[[ Text segment open ]]
By Eric Lund (not verified) on 10 Aug 2009 #permalink

I think divB was an interesting place to start, but the difference between divE=0 when a dipole is inside a cube and divE=0 when the cube is empty of charge provides a visual bridge to the magnetic case and your example of the dipole-like field of a short solenoid.

Tiny Nit 1: Saying divB=0 means there is no magnetic charge in your vicinity, not that there are no magnetic charges anywhere in the universe. You can't prove a negative like that, but divB=0 is a fact consistent with our failure to observe one [*]. In a similar way, divE=0 in the vacuum that carries electromagnetic waves.

Small Nit 2: You stumbled into the error of "affirming the consequent". We are not justified in claiming anything about the existence of a monopole from the fact that charge is quantized, because the proof that the existence of a monopole requires the quantization of charge only goes one way. Tempting, yes. Logical, no.

Tiniest Nit 3: We could argue over many beers whether a proton is a discrete chunk of charge because the total of the quarks inside it adds up to "e" within preposterously small experimental uncertainties. The quarks inside it are (at our present level of understanding) the discrete bits of charge, and the ratio of exactly 3 between the smallest one and the electron could be the most intriguing discoveries of my lifetime. Especially if that 3 persists in the number of families.

[*] Maybe. You could write an entire essay about the Valentine's Day Monopole if you looked at all that was written back then rather than the short paragraph on Wiki. However, we still have divB=0 even if that observation was real, because monopoles are exceptionally rare.

E&M is the one subject that still seems rather impenetrable to me even after having an entire course on it. Too much vector calculus and not enough discussing the ideas. I look forward to reading your posts about it.

The Wikipedia drawing shows a single loop made from a single wire, not "wires."


Wow, two days of getting piled on for technicalities in a row. Alas, Eric Lund beat me to my observation :-)

Instead I'll point out that not only is it fairly simple* to include magnetic monopoles (from a theoretical point of view), it's typically a homework assignment given later on in senior-year or reasonably early in 1st-year graduate level electrodynamics classes. Somewhere in Jackson, I forget if it's in Griffiths as such.
[[ Text segment closed ]]
[[ Supplied records open ]]
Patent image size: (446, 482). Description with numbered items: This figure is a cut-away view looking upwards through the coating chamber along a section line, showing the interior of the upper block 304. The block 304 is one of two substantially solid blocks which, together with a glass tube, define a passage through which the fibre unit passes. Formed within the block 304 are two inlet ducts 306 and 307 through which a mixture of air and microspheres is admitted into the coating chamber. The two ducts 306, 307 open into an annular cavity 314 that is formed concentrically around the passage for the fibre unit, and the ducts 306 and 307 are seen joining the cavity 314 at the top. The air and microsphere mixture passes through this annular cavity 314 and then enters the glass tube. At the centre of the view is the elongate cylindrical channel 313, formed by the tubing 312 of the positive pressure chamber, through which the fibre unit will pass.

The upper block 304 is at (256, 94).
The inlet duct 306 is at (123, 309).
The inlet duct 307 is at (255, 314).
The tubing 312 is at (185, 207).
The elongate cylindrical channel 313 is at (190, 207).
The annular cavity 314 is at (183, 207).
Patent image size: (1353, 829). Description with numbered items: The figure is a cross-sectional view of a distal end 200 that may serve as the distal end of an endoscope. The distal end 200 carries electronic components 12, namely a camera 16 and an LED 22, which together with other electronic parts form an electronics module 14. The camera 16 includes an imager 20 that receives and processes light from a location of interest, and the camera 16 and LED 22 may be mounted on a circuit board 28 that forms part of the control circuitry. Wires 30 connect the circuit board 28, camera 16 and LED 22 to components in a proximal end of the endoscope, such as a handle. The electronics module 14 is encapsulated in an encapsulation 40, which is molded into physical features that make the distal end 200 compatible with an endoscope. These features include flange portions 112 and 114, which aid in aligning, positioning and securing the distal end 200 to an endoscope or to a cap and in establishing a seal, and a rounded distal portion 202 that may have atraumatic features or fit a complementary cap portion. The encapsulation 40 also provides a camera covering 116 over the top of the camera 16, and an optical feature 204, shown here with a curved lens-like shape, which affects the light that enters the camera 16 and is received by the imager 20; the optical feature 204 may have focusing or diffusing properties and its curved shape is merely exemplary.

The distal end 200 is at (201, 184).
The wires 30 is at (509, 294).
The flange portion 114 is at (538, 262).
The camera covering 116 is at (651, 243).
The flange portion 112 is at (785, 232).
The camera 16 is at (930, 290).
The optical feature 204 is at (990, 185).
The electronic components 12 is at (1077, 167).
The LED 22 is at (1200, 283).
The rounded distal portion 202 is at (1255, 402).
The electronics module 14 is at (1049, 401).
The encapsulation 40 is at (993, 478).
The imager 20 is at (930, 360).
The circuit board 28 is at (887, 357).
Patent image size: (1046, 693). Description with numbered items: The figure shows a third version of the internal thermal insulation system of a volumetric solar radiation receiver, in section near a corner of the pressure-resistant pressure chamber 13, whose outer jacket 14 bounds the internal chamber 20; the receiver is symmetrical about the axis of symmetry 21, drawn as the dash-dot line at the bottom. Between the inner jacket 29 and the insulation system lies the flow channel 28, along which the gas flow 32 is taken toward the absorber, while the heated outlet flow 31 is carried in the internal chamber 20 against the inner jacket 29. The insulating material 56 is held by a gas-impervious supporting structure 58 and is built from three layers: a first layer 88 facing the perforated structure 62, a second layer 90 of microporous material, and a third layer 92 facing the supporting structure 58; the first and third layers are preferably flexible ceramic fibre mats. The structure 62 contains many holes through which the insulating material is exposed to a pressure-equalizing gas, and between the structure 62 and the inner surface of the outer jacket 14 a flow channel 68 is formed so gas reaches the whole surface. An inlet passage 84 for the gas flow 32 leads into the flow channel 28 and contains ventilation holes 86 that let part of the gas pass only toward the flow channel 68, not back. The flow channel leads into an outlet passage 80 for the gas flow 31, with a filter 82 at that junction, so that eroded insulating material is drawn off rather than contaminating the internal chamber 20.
[[ Supplied records closed ]]
_Questions to answer_:
1/ Say whether each statement agrees with the comments on magnetic monopoles, answering yes or no and quoting the deciding words: (a) divB=0 shows there are no magnetic charges anywhere in the universe. (b) The Wikipedia drawing shows a single loop made from a single wire. (c) One commenter finds E&M easy after taking a course on it.
2/ In the comments on magnetic monopoles, what logical error does Small Nit 2 say was made?
3/ Write the next part of the comments on magnetic monopoles, picking up after the last sentence shown.
The entries are separate material and do not belong to the comments on magnetic monopoles.

_Task answers_:
1/
(a) No: "Saying divB=0 means there is no magnetic charge in your vicinity, not that there are no magnetic charges anywhere in the universe."
(b) Yes: "The Wikipedia drawing shows a single loop made from a single wire, not "wires.""
(c) No: "E&M is the one subject that still seems rather impenetrable to me even after having an entire course on it."

2/ The error of "affirming the consequent."

3/
*"Simple" meaning in terms of theory. Not necessarily simply effort if your vector calc fu is weak.

I don't mind getting piled on for technicalities. In fact I think it's great! When I aim at an explanation of something technical for a general audience, of necessity some details get washed out. The comments are fantastic expositions and notes for further exploration by the curious or more mathematically inclined. And I count myself as one of those people; more than once comments have fixed errors in my own understanding.

Has anyone actually written down Maxwell's Equations in the case that divB != 0?

I was under the impression that it is much harder than you made it seem. Primarily because of all of the crazy vector potentials that are suddenly required as well as some other details that I'm unable to remember at this hour.

By SimplyHarmonic (not verified) on 11 Aug 2009 #permalink

A magnetic monopole detector is simply a superconducting loop. If a magnetic dipole goes through everything will cancel by induction . If a monopole goes through a quantum of magnetic field remains. It would be no big whoop to launch satellites each with three big orthogonal supercon loops with their Tc above the ambient temperature of space. Add a SQUID for flux counting, and wait.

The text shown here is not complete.